:: SUPPLIED ENTRIES

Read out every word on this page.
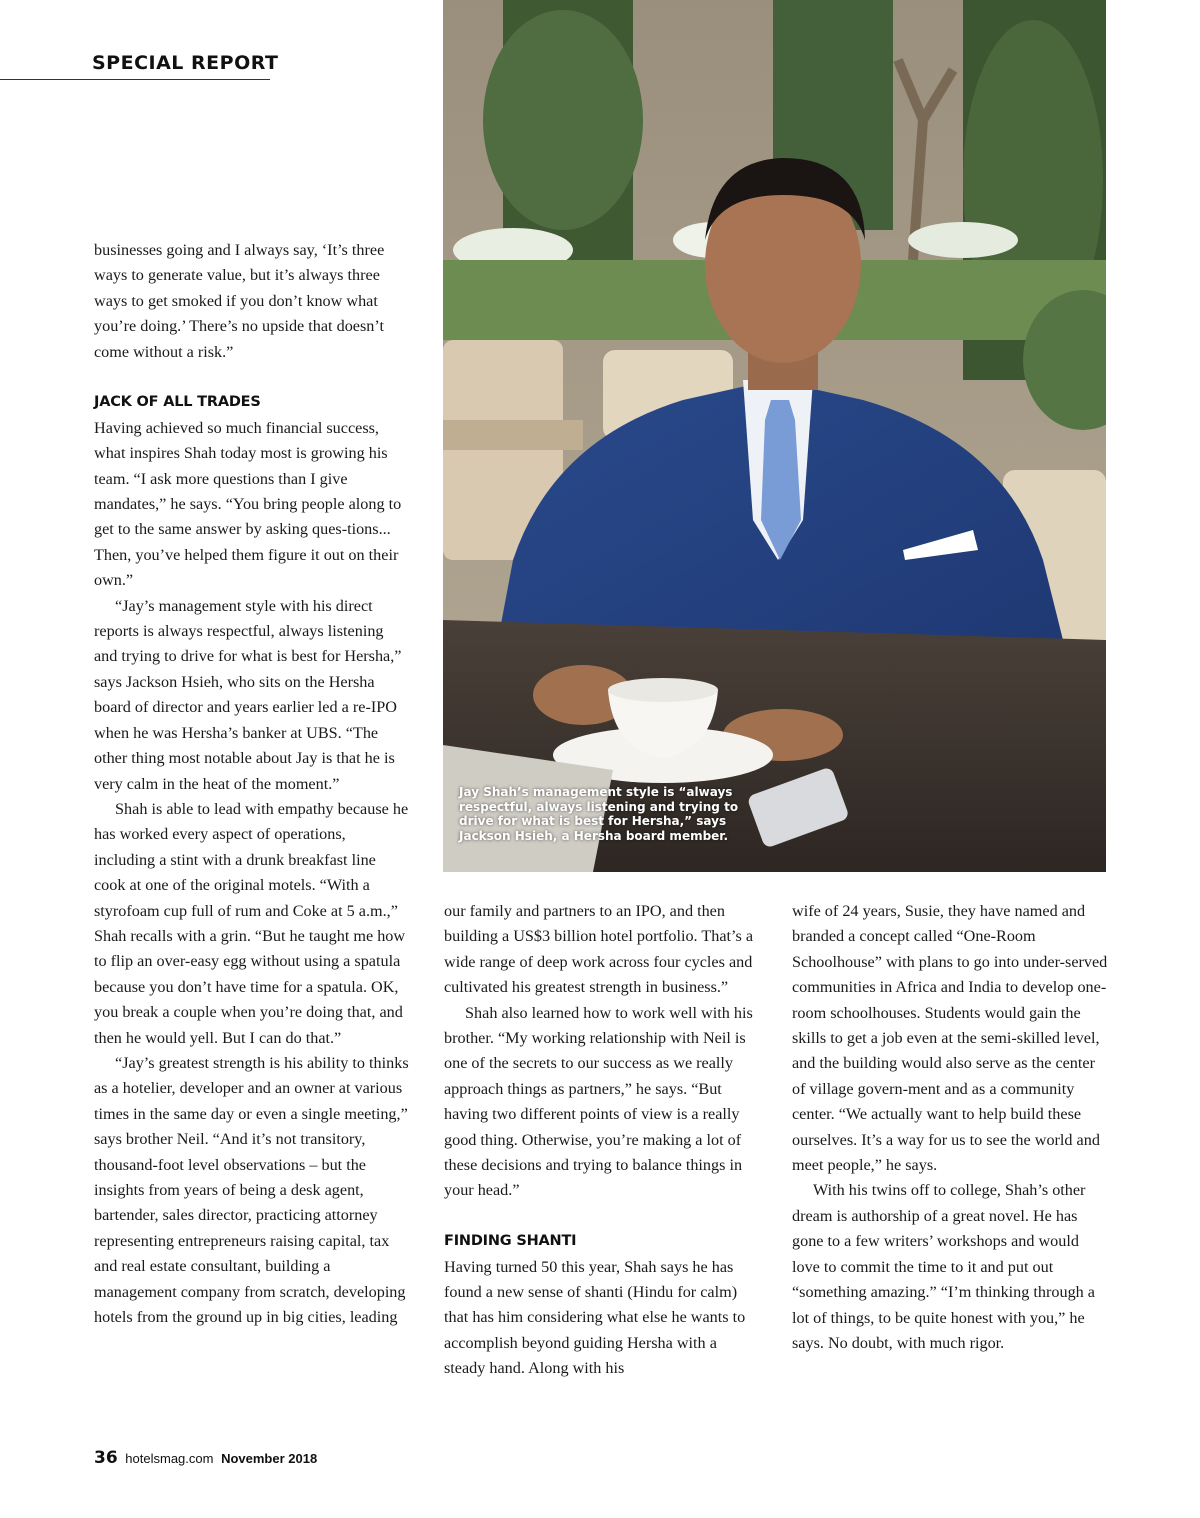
SPECIAL REPORT

businesses going and I always say, ‘It’s three ways to generate value, but it’s always three ways to get smoked if you don’t know what you’re doing.’ There’s no upside that doesn’t come without a risk.”

JACK OF ALL TRADES

Having achieved so much financial success, what inspires Shah today most is growing his team. “I ask more questions than I give mandates,” he says. “You bring people along to get to the same answer by asking ques-tions... Then, you’ve helped them figure it out on their own.”

“Jay’s management style with his direct reports is always respectful, always listening and trying to drive for what is best for Hersha,” says Jackson Hsieh, who sits on the Hersha board of director and years earlier led a re-IPO when he was Hersha’s banker at UBS. “The other thing most notable about Jay is that he is very calm in the heat of the moment.”

Shah is able to lead with empathy because he has worked every aspect of operations, including a stint with a drunk breakfast line cook at one of the original motels. “With a styrofoam cup full of rum and Coke at 5 a.m.,” Shah recalls with a grin. “But he taught me how to flip an over-easy egg without using a spatula because you don’t have time for a spatula. OK, you break a couple when you’re doing that, and then he would yell. But I can do that.”

“Jay’s greatest strength is his ability to thinks as a hotelier, developer and an owner at various times in the same day or even a single meeting,” says brother Neil. “And it’s not transitory, thousand-foot level observations – but the insights from years of being a desk agent, bartender, sales director, practicing attorney representing entrepreneurs raising capital, tax and real estate consultant, building a management company from scratch, developing hotels from the ground up in big cities, leading

Jay Shah’s management style is “always respectful, always listening and trying to drive for what is best for Hersha,” says Jackson Hsieh, a Hersha board member.

our family and partners to an IPO, and then building a US$3 billion hotel portfolio. That’s a wide range of deep work across four cycles and cultivated his greatest strength in business.”

Shah also learned how to work well with his brother. “My working relationship with Neil is one of the secrets to our success as we really approach things as partners,” he says. “But having two different points of view is a really good thing. Otherwise, you’re making a lot of these decisions and trying to balance things in your head.”

FINDING SHANTI

Having turned 50 this year, Shah says he has found a new sense of shanti (Hindu for calm) that has him considering what else he wants to accomplish beyond guiding Hersha with a steady hand. Along with his

wife of 24 years, Susie, they have named and branded a concept called “One-Room Schoolhouse” with plans to go into under-served communities in Africa and India to develop one-room schoolhouses. Students would gain the skills to get a job even at the semi-skilled level, and the building would also serve as the center of village govern-ment and as a community center. “We actually want to help build these ourselves. It’s a way for us to see the world and meet people,” he says.

With his twins off to college, Shah’s other dream is authorship of a great novel. He has gone to a few writers’ workshops and would love to commit the time to it and put out “something amazing.” “I’m thinking through a lot of things, to be quite honest with you,” he says. No doubt, with much rigor.

36 hotelsmag.com November 2018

::::

• [WORK REQUIRED] Copy each line of the listing that holds the word "people".

• [EXERCISE SOLUTION]
Having achieved so much financial success, what inspires Shah today most is growing his team. “I ask more questions than I give mandates,” he says. “You bring people along to get to the same answer by asking ques-tions... Then, you’ve helped them figure it out on their own.”
wife of 24 years, Susie, they have named and branded a concept called “One-Room Schoolhouse” with plans to go into under-served communities in Africa and India to develop one-room schoolhouses. Students would gain the skills to get a job even at the semi-skilled level, and the building would also serve as the center of village govern-ment and as a community center. “We actually want to help build these ourselves. It’s a way for us to see the world and meet people,” he says.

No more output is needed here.